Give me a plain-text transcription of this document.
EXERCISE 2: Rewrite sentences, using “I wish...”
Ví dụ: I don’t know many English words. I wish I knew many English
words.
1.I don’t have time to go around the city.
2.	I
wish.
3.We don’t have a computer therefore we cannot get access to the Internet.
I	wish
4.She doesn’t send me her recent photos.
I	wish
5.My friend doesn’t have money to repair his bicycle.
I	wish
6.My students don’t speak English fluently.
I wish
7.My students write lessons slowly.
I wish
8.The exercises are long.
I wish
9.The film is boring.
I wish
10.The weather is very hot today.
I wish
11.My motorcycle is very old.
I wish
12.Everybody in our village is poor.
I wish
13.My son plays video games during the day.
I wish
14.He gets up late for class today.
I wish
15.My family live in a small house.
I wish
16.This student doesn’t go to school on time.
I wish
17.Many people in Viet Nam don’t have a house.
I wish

========================================

Your goal:
Return what is listed above, exactly and completely.

Worked solution:
Give me a plain-text transcription of this document.
EXERCISE 2: Rewrite sentences, using “I wish...”
Ví dụ: I don’t know many English words. I wish I knew many English
words.
1.I don’t have time to go around the city.
2.	I
wish.
3.We don’t have a computer therefore we cannot get access to the Internet.
I	wish
4.She doesn’t send me her recent photos.
I	wish
5.My friend doesn’t have money to repair his bicycle.
I	wish
6.My students don’t speak English fluently.
I wish
7.My students write lessons slowly.
I wish
8.The exercises are long.
I wish
9.The film is boring.
I wish
10.The weather is very hot today.
I wish
11.My motorcycle is very old.
I wish
12.Everybody in our village is poor.
I wish
13.My son plays video games during the day.
I wish
14.He gets up late for class today.
I wish
15.My family live in a small house.
I wish
16.This student doesn’t go to school on time.
I wish
17.Many people in Viet Nam don’t have a house.
I wish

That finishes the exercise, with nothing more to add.